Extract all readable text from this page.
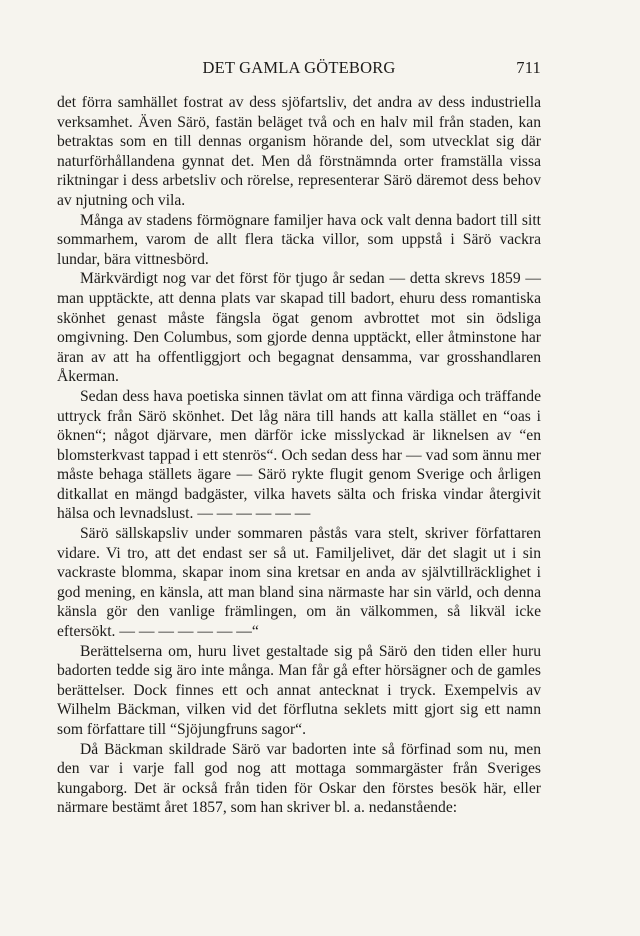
DET GAMLA GÖTEBORG	711

det förra samhället fostrat av dess sjöfartsliv, det andra av dess industriella verksamhet. Även Särö, fastän beläget två och en halv mil från staden, kan betraktas som en till dennas organism hörande del, som utvecklat sig där naturförhållandena gynnat det. Men då förstnämnda orter framställa vissa riktningar i dess arbetsliv och rörelse, representerar Särö däremot dess behov av njutning och vila.

Många av stadens förmögnare familjer hava ock valt denna badort till sitt sommarhem, varom de allt flera täcka villor, som uppstå i Särö vackra lundar, bära vittnesbörd.

Märkvärdigt nog var det först för tjugo år sedan — detta skrevs 1859 — man upptäckte, att denna plats var skapad till badort, ehuru dess romantiska skönhet genast måste fängsla ögat genom avbrottet mot sin ödsliga omgivning. Den Columbus, som gjorde denna upptäckt, eller åtminstone har äran av att ha offentliggjort och begagnat densamma, var grosshandlaren Åkerman.

Sedan dess hava poetiska sinnen tävlat om att finna värdiga och träffande uttryck från Särö skönhet. Det låg nära till hands att kalla stället en “oas i öknen“; något djärvare, men därför icke misslyckad är liknelsen av “en blomsterkvast tappad i ett stenrös“. Och sedan dess har — vad som ännu mer måste behaga ställets ägare — Särö rykte flugit genom Sverige och årligen ditkallat en mängd badgäster, vilka havets sälta och friska vindar återgivit hälsa och levnadslust. — — — — — —

Särö sällskapsliv under sommaren påstås vara stelt, skriver författaren vidare. Vi tro, att det endast ser så ut. Familjelivet, där det slagit ut i sin vackraste blomma, skapar inom sina kretsar en anda av självtillräcklighet i god mening, en känsla, att man bland sina närmaste har sin värld, och denna känsla gör den vanlige främlingen, om än välkommen, så likväl icke eftersökt. — — — — — — —“

Berättelserna om, huru livet gestaltade sig på Särö den tiden eller huru badorten tedde sig äro inte många. Man får gå efter hörsägner och de gamles berättelser. Dock finnes ett och annat antecknat i tryck. Exempelvis av Wilhelm Bäckman, vilken vid det förflutna seklets mitt gjort sig ett namn som författare till “Sjöjungfruns sagor“.

Då Bäckman skildrade Särö var badorten inte så förfinad som nu, men den var i varje fall god nog att mottaga sommargäster från Sveriges kungaborg. Det är också från tiden för Oskar den förstes besök här, eller närmare bestämt året 1857, som han skriver bl. a. nedanstående:
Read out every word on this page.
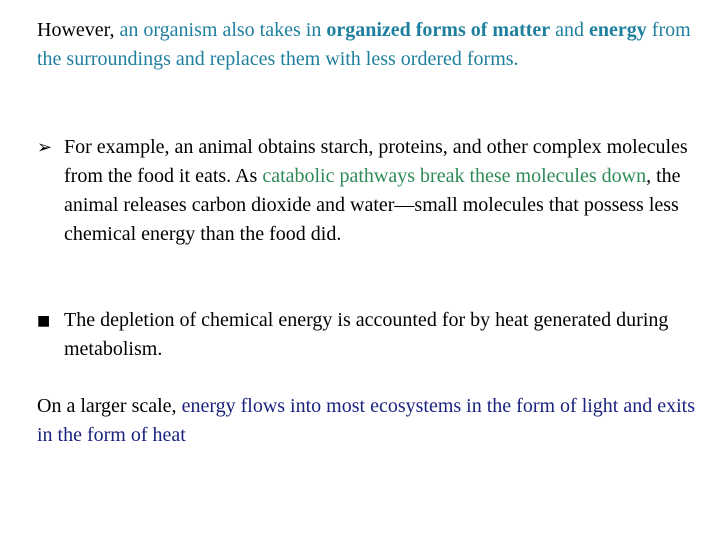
However, an organism also takes in organized forms of matter and energy from the surroundings and replaces them with less ordered forms.

➢ For example, an animal obtains starch, proteins, and other complex molecules from the food it eats. As catabolic pathways break these molecules down, the animal releases carbon dioxide and water—small molecules that possess less chemical energy than the food did.
■ The depletion of chemical energy is accounted for by heat generated during metabolism.

On a larger scale, energy flows into most ecosystems in the form of light and exits in the form of heat
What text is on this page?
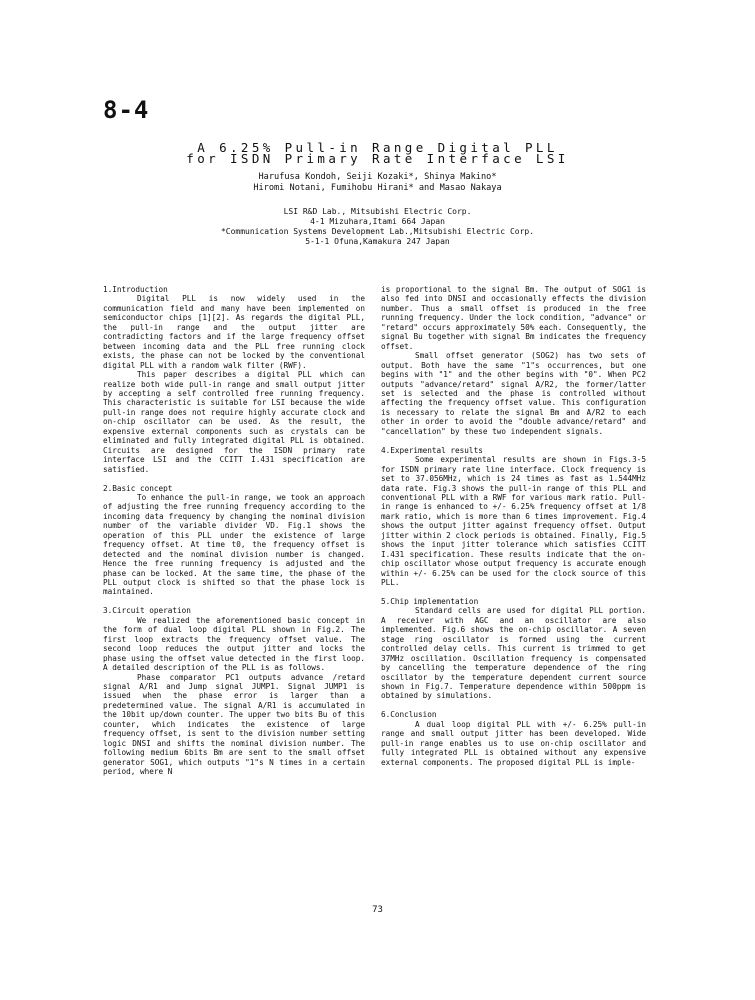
8-4
A 6.25% Pull-in Range Digital PLL
for ISDN Primary Rate Interface LSI
Harufusa Kondoh, Seiji Kozaki*, Shinya Makino*
Hiromi Notani, Fumihobu Hirani* and Masao Nakaya
LSI R&D Lab., Mitsubishi Electric Corp.
4-1 Mizuhara,Itami 664 Japan
*Communication Systems Development Lab.,Mitsubishi Electric Corp.
5-1-1 Ofuna,Kamakura 247 Japan
1.Introduction

Digital PLL is now widely used in the communication field and many have been implemented on semiconductor chips [1][2]. As regards the digital PLL, the pull-in range and the output jitter are contradicting factors and if the large frequency offset between incoming data and the PLL free running clock exists, the phase can not be locked by the conventional digital PLL with a random walk filter (RWF).

This paper describes a digital PLL which can realize both wide pull-in range and small output jitter by accepting a self controlled free running frequency. This characteristic is suitable for LSI because the wide pull-in range does not require highly accurate clock and on-chip oscillator can be used. As the result, the expensive external components such as crystals can be eliminated and fully integrated digital PLL is obtained. Circuits are designed for the ISDN primary rate interface LSI and the CCITT I.431 specification are satisfied.

2.Basic concept

To enhance the pull-in range, we took an approach of adjusting the free running frequency according to the incoming data frequency by changing the nominal division number of the variable divider VD. Fig.1 shows the operation of this PLL under the existence of large frequency offset. At time t0, the frequency offset is detected and the nominal division number is changed. Hence the free running frequency is adjusted and the phase can be locked. At the same time, the phase of the PLL output clock is shifted so that the phase lock is maintained.

3.Circuit operation

We realized the aforementioned basic concept in the form of dual loop digital PLL shown in Fig.2. The first loop extracts the frequency offset value. The second loop reduces the output jitter and locks the phase using the offset value detected in the first loop. A detailed description of the PLL is as follows.

Phase comparator PC1 outputs advance /retard signal A/R1 and Jump signal JUMP1. Signal JUMP1 is issued when the phase error is larger than a predetermined value. The signal A/R1 is accumulated in the 10bit up/down counter. The upper two bits Bu of this counter, which indicates the existence of large frequency offset, is sent to the division number setting logic DNSI and shifts the nominal division number. The following medium 6bits Bm are sent to the small offset generator SOG1, which outputs "1"s N times in a certain period, where N

is proportional to the signal Bm. The output of SOG1 is also fed into DNSI and occasionally effects the division number. Thus a small offset is produced in the free running frequency. Under the lock condition, "advance" or "retard" occurs approximately 50% each. Consequently, the signal Bu together with signal Bm indicates the frequency offset.

Small offset generator (SOG2) has two sets of output. Both have the same "1"s occurrences, but one begins with "1" and the other begins with "0". When PC2 outputs "advance/retard" signal A/R2, the former/latter set is selected and the phase is controlled without affecting the frequency offset value. This configuration is necessary to relate the signal Bm and A/R2 to each other in order to avoid the "double advance/retard" and "cancellation" by these two independent signals.

4.Experimental results

Some experimental results are shown in Figs.3-5 for ISDN primary rate line interface. Clock frequency is set to 37.056MHz, which is 24 times as fast as 1.544MHz data rate. Fig.3 shows the pull-in range of this PLL and conventional PLL with a RWF for various mark ratio. Pull-in range is enhanced to +/- 6.25% frequency offset at 1/8 mark ratio, which is more than 6 times improvement. Fig.4 shows the output jitter against frequency offset. Output jitter within 2 clock periods is obtained. Finally, Fig.5 shows the input jitter tolerance which satisfies CCITT I.431 specification. These results indicate that the on-chip oscillator whose output frequency is accurate enough within +/- 6.25% can be used for the clock source of this PLL.

5.Chip implementation

Standard cells are used for digital PLL portion. A receiver with AGC and an oscillator are also implemented. Fig.6 shows the on-chip oscillator. A seven stage ring oscillator is formed using the current controlled delay cells. This current is trimmed to get 37MHz oscillation. Oscillation frequency is compensated by cancelling the temperature dependence of the ring oscillator by the temperature dependent current source shown in Fig.7. Temperature dependence within 500ppm is obtained by simulations.

6.Conclusion

A dual loop digital PLL with +/- 6.25% pull-in range and small output jitter has been developed. Wide pull-in range enables us to use on-chip oscillator and fully integrated PLL is obtained without any expensive external components. The proposed digital PLL is imple-

73
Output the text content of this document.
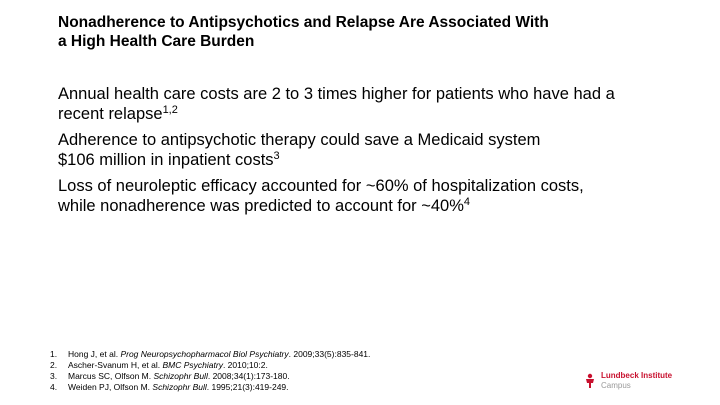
Nonadherence to Antipsychotics and Relapse Are Associated With
a High Health Care Burden
Annual health care costs are 2 to 3 times higher for patients who have had a
recent relapse$^{1,2}$
Adherence to antipsychotic therapy could save a Medicaid system
$106 million in inpatient costs$^3$
Loss of neuroleptic efficacy accounted for ~60% of hospitalization costs,
while nonadherence was predicted to account for ~40%$^4$
1.	Hong J, et al. Prog Neuropsychopharmacol Biol Psychiatry. 2009;33(5):835-841.
2.	Ascher-Svanum H, et al. BMC Psychiatry. 2010;10:2.
3.	Marcus SC, Olfson M. Schizophr Bull. 2008;34(1):173-180.
4.	Weiden PJ, Olfson M. Schizophr Bull. 1995;21(3):419-249.
Lundbeck Institute
Campus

WHAT THE TASK ASKS
Each line in the material above that mentions the word "costs" must be copied.

REPLY
Annual health care costs are 2 to 3 times higher for patients who have had a
$106 million in inpatient costs$^3$
Loss of neuroleptic efficacy accounted for ~60% of hospitalization costs,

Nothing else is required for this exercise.